# INSTRUCTIONS FOR THE TASK
Pictures do not belong in the copy; quote every entry below exactly.
:: SUPPLIED DATA ::
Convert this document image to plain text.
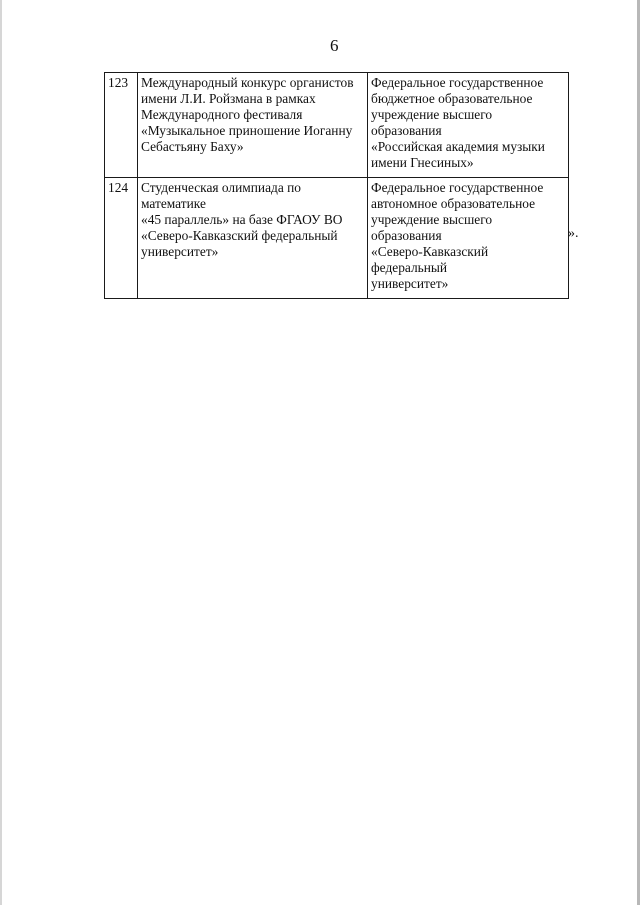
6
123	Международный конкурс органистов
имени Л.И. Ройзмана в рамках
Международного фестиваля
«Музыкальное приношение Иоганну
Себастьяну Баху»	Федеральное государственное
бюджетное образовательное
учреждение высшего образования
«Российская академия музыки
имени Гнесиных»
124	Студенческая олимпиада по математике
«45 параллель» на базе ФГАОУ ВО
«Северо-Кавказский федеральный
университет»	Федеральное государственное
автономное образовательное
учреждение высшего образования
«Северо-Кавказский федеральный
университет»
».
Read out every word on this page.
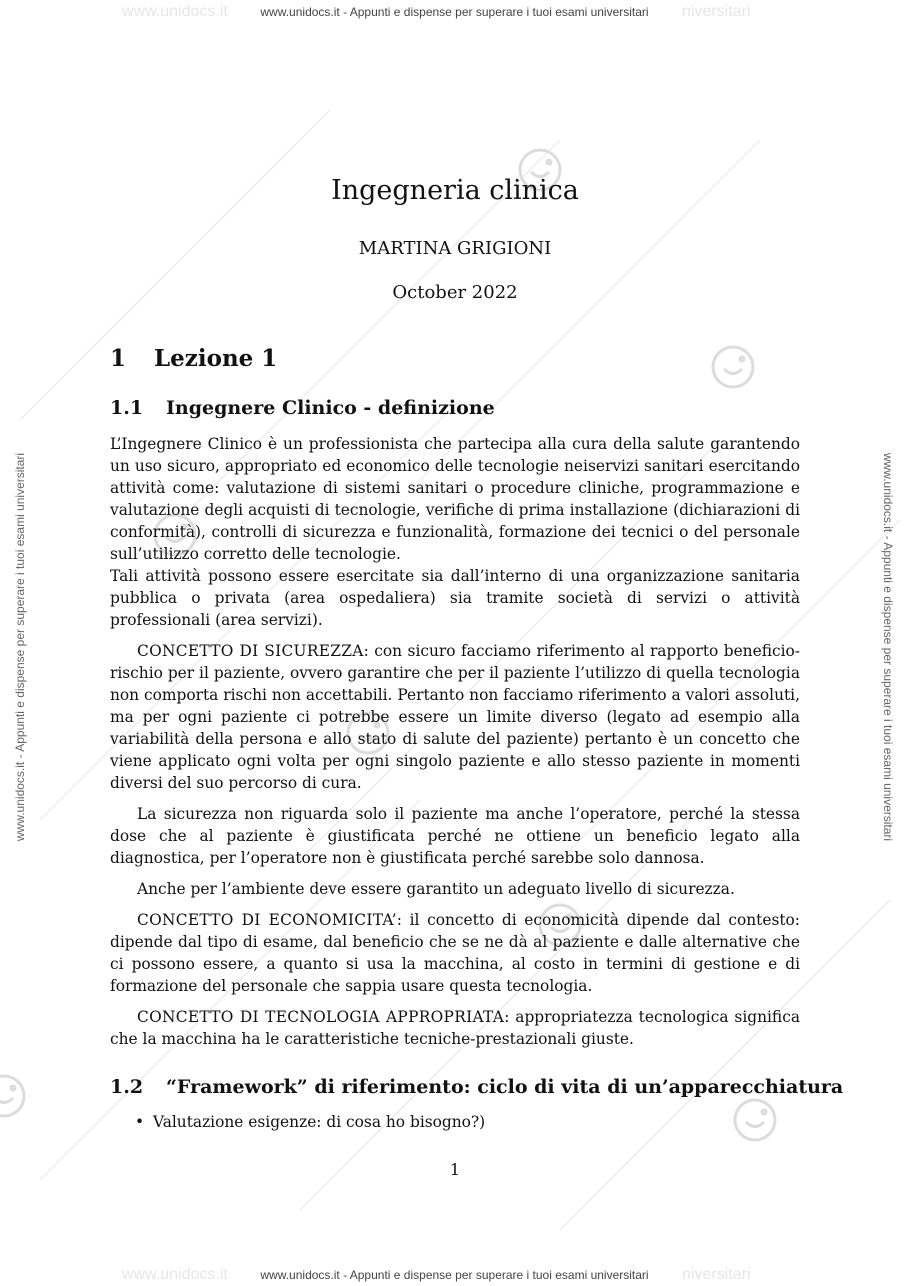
www.unidocs.it	niversitari
www.unidocs.it - Appunti e dispense per superare i tuoi esami universitari
www.unidocs.it - Appunti e dispense per superare i tuoi esami universitari	www.unidocs.it - Appunti e dispense per superare i tuoi esami universitari
Ingegneria clinica
MARTINA GRIGIONI
October 2022
1 Lezione 1
1.1 Ingegnere Clinico - definizione

L’Ingegnere Clinico è un professionista che partecipa alla cura della salute garantendo un uso sicuro, appropriato ed economico delle tecnologie neiservizi sanitari esercitando attività come: valutazione di sistemi sanitari o procedure cliniche, programmazione e valutazione degli acquisti di tecnologie, verifiche di prima installazione (dichiarazioni di conformità), controlli di sicurezza e funzionalità, formazione dei tecnici o del personale sull’utilizzo corretto delle tecnologie.

Tali attività possono essere esercitate sia dall’interno di una organizzazione sanitaria pubblica o privata (area ospedaliera) sia tramite società di servizi o attività professionali (area servizi).

CONCETTO DI SICUREZZA: con sicuro facciamo riferimento al rapporto beneficio-rischio per il paziente, ovvero garantire che per il paziente l’utilizzo di quella tecnologia non comporta rischi non accettabili. Pertanto non facciamo riferimento a valori assoluti, ma per ogni paziente ci potrebbe essere un limite diverso (legato ad esempio alla variabilità della persona e allo stato di salute del paziente) pertanto è un concetto che viene applicato ogni volta per ogni singolo paziente e allo stesso paziente in momenti diversi del suo percorso di cura.

La sicurezza non riguarda solo il paziente ma anche l’operatore, perché la stessa dose che al paziente è giustificata perché ne ottiene un beneficio legato alla diagnostica, per l’operatore non è giustificata perché sarebbe solo dannosa.

Anche per l’ambiente deve essere garantito un adeguato livello di sicurezza.

CONCETTO DI ECONOMICITA’: il concetto di economicità dipende dal contesto: dipende dal tipo di esame, dal beneficio che se ne dà al paziente e dalle alternative che ci possono essere, a quanto si usa la macchina, al costo in termini di gestione e di formazione del personale che sappia usare questa tecnologia.

CONCETTO DI TECNOLOGIA APPROPRIATA: appropriatezza tecnologica significa che la macchina ha le caratteristiche tecniche-prestazionali giuste.

1.2 “Framework” di riferimento: ciclo di vita di un’apparecchiatura
• Valutazione esigenze: di cosa ho bisogno?)
1
www.unidocs.it	niversitari
www.unidocs.it - Appunti e dispense per superare i tuoi esami universitari
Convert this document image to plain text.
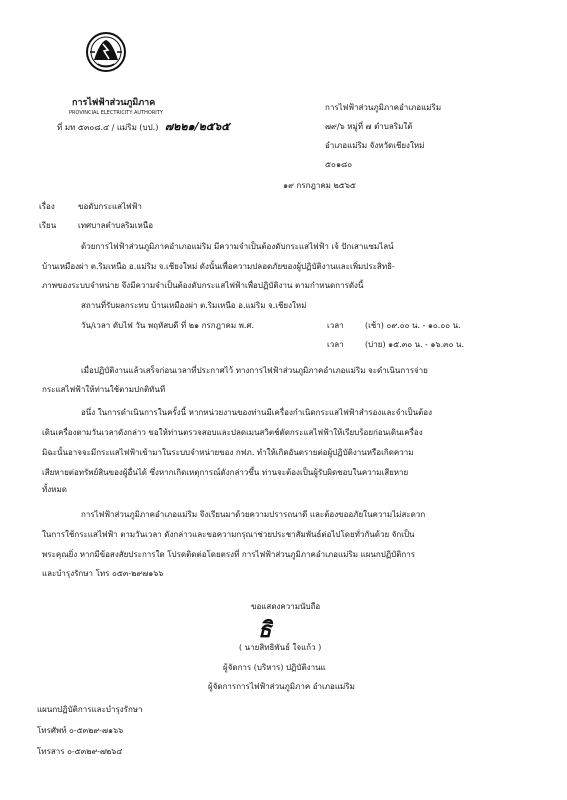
การไฟฟ้าส่วนภูมิภาค
PROVINCIAL ELECTRICITY AUTHORITY
ที่ มท ๕๓๐๘.๔ / แม่ริม (บป.) ๗๒๒๑/๒๕๖๕
การไฟฟ้าส่วนภูมิภาคอำเภอแม่ริม
๗๙/๖ หมู่ที่ ๗ ตำบลริมใต้
อำเภอแม่ริม จังหวัดเชียงใหม่
๕๐๑๘๐
๑๙ กรกฎาคม ๒๕๖๕
เรื่อง	ขอดับกระแสไฟฟ้า
เรียน	เทศบาลตำบลริมเหนือ
ด้วยการไฟฟ้าส่วนภูมิภาคอำเภอแม่ริม มีความจำเป็นต้องดับกระแสไฟฟ้า เจ้ ปักเสาแซมไลน์
บ้านเหมืองผ่า ต.ริมเหนือ อ.แม่ริม จ.เชียงใหม่ ดังนั้นเพื่อความปลอดภัยของผู้ปฏิบัติงานและเพิ่มประสิทธิ-
ภาพของระบบจำหน่าย จึงมีความจำเป็นต้องดับกระแสไฟฟ้าเพื่อปฏิบัติงาน ตามกำหนดการดังนี้
สถานที่รับผลกระทบ บ้านเหมืองผ่า ต.ริมเหนือ อ.แม่ริม จ.เชียงใหม่
วัน/เวลา ดับไฟ วัน พฤหัสบดี ที่ ๒๑ กรกฎาคม พ.ศ.	เวลา	(เช้า) ๐๙.๐๐ น. - ๑๐.๐๐ น.
เวลา	(บ่าย) ๑๕.๓๐ น. - ๑๖.๓๐ น.
เมื่อปฏิบัติงานแล้วเสร็จก่อนเวลาที่ประกาศไว้ ทางการไฟฟ้าส่วนภูมิภาคอำเภอแม่ริม จะดำเนินการจ่าย
กระแสไฟฟ้าให้ท่านใช้ตามปกติทันที
อนึ่ง ในการดำเนินการในครั้งนี้ หากหน่วยงานของท่านมีเครื่องกำเนิดกระแสไฟฟ้าสำรองและจำเป็นต้อง
เดินเครื่องตามวันเวลาดังกล่าว ขอให้ท่านตรวจสอบและปลดเมนสวิตช์ตัดกระแสไฟฟ้าให้เรียบร้อยก่อนเดินเครื่อง
มิฉะนั้นอาจจะมีกระแสไฟฟ้าเข้ามาในระบบจำหน่ายของ กฟภ. ทำให้เกิดอันตรายต่อผู้ปฏิบัติงานหรือเกิดความ
เสียหายต่อทรัพย์สินของผู้อื่นได้ ซึ่งหากเกิดเหตุการณ์ดังกล่าวขึ้น ท่านจะต้องเป็นผู้รับผิดชอบในความเสียหาย
ทั้งหมด
การไฟฟ้าส่วนภูมิภาคอำเภอแม่ริม จึงเรียนมาด้วยความปรารถนาดี และต้องขออภัยในความไม่สะดวก
ในการใช้กระแสไฟฟ้า ตามวันเวลา ดังกล่าวและขอความกรุณาช่วยประชาสัมพันธ์ต่อไปโดยทั่วกันด้วย จักเป็น
พระคุณยิ่ง หากมีข้อสงสัยประการใด โปรดติดต่อโดยตรงที่ การไฟฟ้าส่วนภูมิภาคอำเภอแม่ริม แผนกปฏิบัติการ
และบำรุงรักษา โทร ๐๕๓-๒๙๗๑๖๖
ขอแสดงความนับถือ
ธิ
( นายสิทธิพันธ์ ใจแก้ว )
ผู้จัดการ (บริหาร) ปฏิบัติงานแ
ผู้จัดการการไฟฟ้าส่วนภูมิภาค อำเภอแม่ริม
แผนกปฏิบัติการและบำรุงรักษา
โทรศัพท์ ๐-๕๓๒๙-๗๑๖๖
โทรสาร ๐-๕๓๒๙-๗๒๖๔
:::
# RESPONSE TO THE TASK
Convert this document image to plain text.
6
123	Международный конкурс органистов
имени Л.И. Ройзмана в рамках
Международного фестиваля
«Музыкальное приношение Иоганну
Себастьяну Баху»	Федеральное государственное
бюджетное образовательное
учреждение высшего образования
«Российская академия музыки
имени Гнесиных»
124	Студенческая олимпиада по математике
«45 параллель» на базе ФГАОУ ВО
«Северо-Кавказский федеральный
университет»	Федеральное государственное
автономное образовательное
учреждение высшего образования
«Северо-Кавказский федеральный
университет»
».
Read out every word on this page.
www.unidocs.it	niversitari
www.unidocs.it - Appunti e dispense per superare i tuoi esami universitari
www.unidocs.it - Appunti e dispense per superare i tuoi esami universitari	www.unidocs.it - Appunti e dispense per superare i tuoi esami universitari
Ingegneria clinica
MARTINA GRIGIONI
October 2022
1 Lezione 1
1.1 Ingegnere Clinico - definizione

L’Ingegnere Clinico è un professionista che partecipa alla cura della salute garantendo un uso sicuro, appropriato ed economico delle tecnologie neiservizi sanitari esercitando attività come: valutazione di sistemi sanitari o procedure cliniche, programmazione e valutazione degli acquisti di tecnologie, verifiche di prima installazione (dichiarazioni di conformità), controlli di sicurezza e funzionalità, formazione dei tecnici o del personale sull’utilizzo corretto delle tecnologie.

Tali attività possono essere esercitate sia dall’interno di una organizzazione sanitaria pubblica o privata (area ospedaliera) sia tramite società di servizi o attività professionali (area servizi).

CONCETTO DI SICUREZZA: con sicuro facciamo riferimento al rapporto beneficio-rischio per il paziente, ovvero garantire che per il paziente l’utilizzo di quella tecnologia non comporta rischi non accettabili. Pertanto non facciamo riferimento a valori assoluti, ma per ogni paziente ci potrebbe essere un limite diverso (legato ad esempio alla variabilità della persona e allo stato di salute del paziente) pertanto è un concetto che viene applicato ogni volta per ogni singolo paziente e allo stesso paziente in momenti diversi del suo percorso di cura.

La sicurezza non riguarda solo il paziente ma anche l’operatore, perché la stessa dose che al paziente è giustificata perché ne ottiene un beneficio legato alla diagnostica, per l’operatore non è giustificata perché sarebbe solo dannosa.

Anche per l’ambiente deve essere garantito un adeguato livello di sicurezza.

CONCETTO DI ECONOMICITA’: il concetto di economicità dipende dal contesto: dipende dal tipo di esame, dal beneficio che se ne dà al paziente e dalle alternative che ci possono essere, a quanto si usa la macchina, al costo in termini di gestione e di formazione del personale che sappia usare questa tecnologia.

CONCETTO DI TECNOLOGIA APPROPRIATA: appropriatezza tecnologica significa che la macchina ha le caratteristiche tecniche-prestazionali giuste.

1.2 “Framework” di riferimento: ciclo di vita di un’apparecchiatura
• Valutazione esigenze: di cosa ho bisogno?)
1
www.unidocs.it	niversitari
www.unidocs.it - Appunti e dispense per superare i tuoi esami universitari
Convert this document image to plain text.
การไฟฟ้าส่วนภูมิภาค
PROVINCIAL ELECTRICITY AUTHORITY
ที่ มท ๕๓๐๘.๔ / แม่ริม (บป.) ๗๒๒๑/๒๕๖๕
การไฟฟ้าส่วนภูมิภาคอำเภอแม่ริม
๗๙/๖ หมู่ที่ ๗ ตำบลริมใต้
อำเภอแม่ริม จังหวัดเชียงใหม่
๕๐๑๘๐
๑๙ กรกฎาคม ๒๕๖๕
เรื่อง	ขอดับกระแสไฟฟ้า
เรียน	เทศบาลตำบลริมเหนือ
ด้วยการไฟฟ้าส่วนภูมิภาคอำเภอแม่ริม มีความจำเป็นต้องดับกระแสไฟฟ้า เจ้ ปักเสาแซมไลน์
บ้านเหมืองผ่า ต.ริมเหนือ อ.แม่ริม จ.เชียงใหม่ ดังนั้นเพื่อความปลอดภัยของผู้ปฏิบัติงานและเพิ่มประสิทธิ-
ภาพของระบบจำหน่าย จึงมีความจำเป็นต้องดับกระแสไฟฟ้าเพื่อปฏิบัติงาน ตามกำหนดการดังนี้
สถานที่รับผลกระทบ บ้านเหมืองผ่า ต.ริมเหนือ อ.แม่ริม จ.เชียงใหม่
วัน/เวลา ดับไฟ วัน พฤหัสบดี ที่ ๒๑ กรกฎาคม พ.ศ.	เวลา	(เช้า) ๐๙.๐๐ น. - ๑๐.๐๐ น.
เวลา	(บ่าย) ๑๕.๓๐ น. - ๑๖.๓๐ น.
เมื่อปฏิบัติงานแล้วเสร็จก่อนเวลาที่ประกาศไว้ ทางการไฟฟ้าส่วนภูมิภาคอำเภอแม่ริม จะดำเนินการจ่าย
กระแสไฟฟ้าให้ท่านใช้ตามปกติทันที
อนึ่ง ในการดำเนินการในครั้งนี้ หากหน่วยงานของท่านมีเครื่องกำเนิดกระแสไฟฟ้าสำรองและจำเป็นต้อง
เดินเครื่องตามวันเวลาดังกล่าว ขอให้ท่านตรวจสอบและปลดเมนสวิตช์ตัดกระแสไฟฟ้าให้เรียบร้อยก่อนเดินเครื่อง
มิฉะนั้นอาจจะมีกระแสไฟฟ้าเข้ามาในระบบจำหน่ายของ กฟภ. ทำให้เกิดอันตรายต่อผู้ปฏิบัติงานหรือเกิดความ
เสียหายต่อทรัพย์สินของผู้อื่นได้ ซึ่งหากเกิดเหตุการณ์ดังกล่าวขึ้น ท่านจะต้องเป็นผู้รับผิดชอบในความเสียหาย
ทั้งหมด
การไฟฟ้าส่วนภูมิภาคอำเภอแม่ริม จึงเรียนมาด้วยความปรารถนาดี และต้องขออภัยในความไม่สะดวก
ในการใช้กระแสไฟฟ้า ตามวันเวลา ดังกล่าวและขอความกรุณาช่วยประชาสัมพันธ์ต่อไปโดยทั่วกันด้วย จักเป็น
พระคุณยิ่ง หากมีข้อสงสัยประการใด โปรดติดต่อโดยตรงที่ การไฟฟ้าส่วนภูมิภาคอำเภอแม่ริม แผนกปฏิบัติการ
และบำรุงรักษา โทร ๐๕๓-๒๙๗๑๖๖
ขอแสดงความนับถือ
ธิ
( นายสิทธิพันธ์ ใจแก้ว )
ผู้จัดการ (บริหาร) ปฏิบัติงานแ
ผู้จัดการการไฟฟ้าส่วนภูมิภาค อำเภอแม่ริม
แผนกปฏิบัติการและบำรุงรักษา
โทรศัพท์ ๐-๕๓๒๙-๗๑๖๖
โทรสาร ๐-๕๓๒๙-๗๒๖๔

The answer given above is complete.